阅读摘录:
一种测定呕吐毒素的分子印迹电化学传感器应用于呕吐毒素的检测，包括以下步骤：

以实施例1制得的分子印迹电化学传感器采用三电极体系进行测定，饱和甘汞电极作为参比电极，铂电极作为对电极；

使用差分脉冲伏安法在5mM[Fe(CN)₆]^4-/3-溶液中，以电位范围为-0.1V至+0.5V对呕吐毒素溶液进行检测，绘制工作曲线；

将不同电极呕吐毒素印迹空白电极(制备过程中没有加呕吐毒素，其他步骤一样的，空白对照)、呕吐毒素分子印迹电极1(模板分子洗脱前)、呕吐毒素分子印迹电极2(在ACN溶液中洗脱呕吐毒素模板分子之后)、呕吐毒素模板分子印迹电极3(放置在呕吐毒素模板溶液中孵化吸附后)在含0.1M KCl的5.0mM[Fe(CN)₆]^4-/3-溶液中，电势范围为-0.2V至+0.6V，扫描速率为50mV/s，用CV进行电化学实验，结果见图2。

使用DPV法在5.0mM[Fe(CN)₆]^4-/3-溶液中，以电位范围为-0.1V至+0.5V对DON进行了检测，研究了分子印迹传感器在不同浓度的DON中孵育前后的ΔI，结果表明ΔI随浓度范围从0.1到85μM呈线性增长。线性方程为ΔI＝13.08lg C+27.63(R²＝0.9935)。最低检测限(LOD)为63nM(LOD＝3σ/S，其中σ为空白电流的标准偏差，S为线性曲线的斜率)，定量限110nM(图3)。

从当地市场购买小麦面粉样品，采用乙腈水溶液(84:16，v/v)作为提取溶剂，超声处理30min后15000rpm离心10min取上清液，重复上述操作后合并上清液，最后将上清液通过0.22μm的无菌膜过滤后在4℃下储存，将待测样品溶液代替呕吐毒素溶液进行检测。

任务要求:
1. 请列出摘录中以CV进行电化学实验的全部电极，并附上各电极名称后括号内的说明。
2. 请返回摘录中从“将不同电极呕吐毒素印迹空白电”起、至“进行电化学实验，结果见图2。”止（含该处）的原文，一字不改。

数据记录:
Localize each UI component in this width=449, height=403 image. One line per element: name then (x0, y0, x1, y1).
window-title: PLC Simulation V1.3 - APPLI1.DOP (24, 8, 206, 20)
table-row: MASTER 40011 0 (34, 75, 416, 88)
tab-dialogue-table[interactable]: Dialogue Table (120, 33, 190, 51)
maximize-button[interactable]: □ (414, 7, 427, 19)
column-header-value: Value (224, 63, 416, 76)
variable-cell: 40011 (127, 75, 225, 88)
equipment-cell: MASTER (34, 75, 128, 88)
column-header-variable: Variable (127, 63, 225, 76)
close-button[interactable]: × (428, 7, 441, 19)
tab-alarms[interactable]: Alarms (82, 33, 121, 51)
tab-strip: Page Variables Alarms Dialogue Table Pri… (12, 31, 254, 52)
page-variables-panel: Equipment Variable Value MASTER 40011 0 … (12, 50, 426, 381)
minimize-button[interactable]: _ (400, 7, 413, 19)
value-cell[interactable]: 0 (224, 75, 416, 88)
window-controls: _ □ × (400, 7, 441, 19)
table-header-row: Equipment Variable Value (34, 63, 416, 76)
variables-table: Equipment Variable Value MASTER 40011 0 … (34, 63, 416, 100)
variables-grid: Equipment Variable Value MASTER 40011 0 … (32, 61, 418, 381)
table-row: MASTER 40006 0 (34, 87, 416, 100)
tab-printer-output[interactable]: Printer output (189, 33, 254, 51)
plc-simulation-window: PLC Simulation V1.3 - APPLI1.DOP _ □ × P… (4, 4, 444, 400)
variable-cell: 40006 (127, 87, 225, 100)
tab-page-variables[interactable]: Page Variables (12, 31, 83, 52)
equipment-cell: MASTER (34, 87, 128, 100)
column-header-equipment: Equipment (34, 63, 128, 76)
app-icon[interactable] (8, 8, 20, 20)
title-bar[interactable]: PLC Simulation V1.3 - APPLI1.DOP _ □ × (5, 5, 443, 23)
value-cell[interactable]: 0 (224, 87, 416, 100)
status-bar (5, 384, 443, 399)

答案汇总:
1.
- 呕吐毒素印迹空白电极（制备过程中没有加呕吐毒素，其他步骤一样的，空白对照）
- 呕吐毒素分子印迹电极1（模板分子洗脱前）
- 呕吐毒素分子印迹电极2（在ACN溶液中洗脱呕吐毒素模板分子之后）
- 呕吐毒素模板分子印迹电极3（放置在呕吐毒素模板溶液中孵化吸附后）

2.
将不同电极呕吐毒素印迹空白电极(制备过程中没有加呕吐毒素，其他步骤一样的，空白对照)、呕吐毒素分子印迹电极1(模板分子洗脱前)、呕吐毒素分子印迹电极2(在ACN溶液中洗脱呕吐毒素模板分子之后)、呕吐毒素模板分子印迹电极3(放置在呕吐毒素模板溶液中孵化吸附后)在含0.1M KCl的5.0mM[Fe(CN)₆]^4-/3-溶液中，电势范围为-0.2V至+0.6V，扫描速率为50mV/s，用CV进行电化学实验，结果见图2。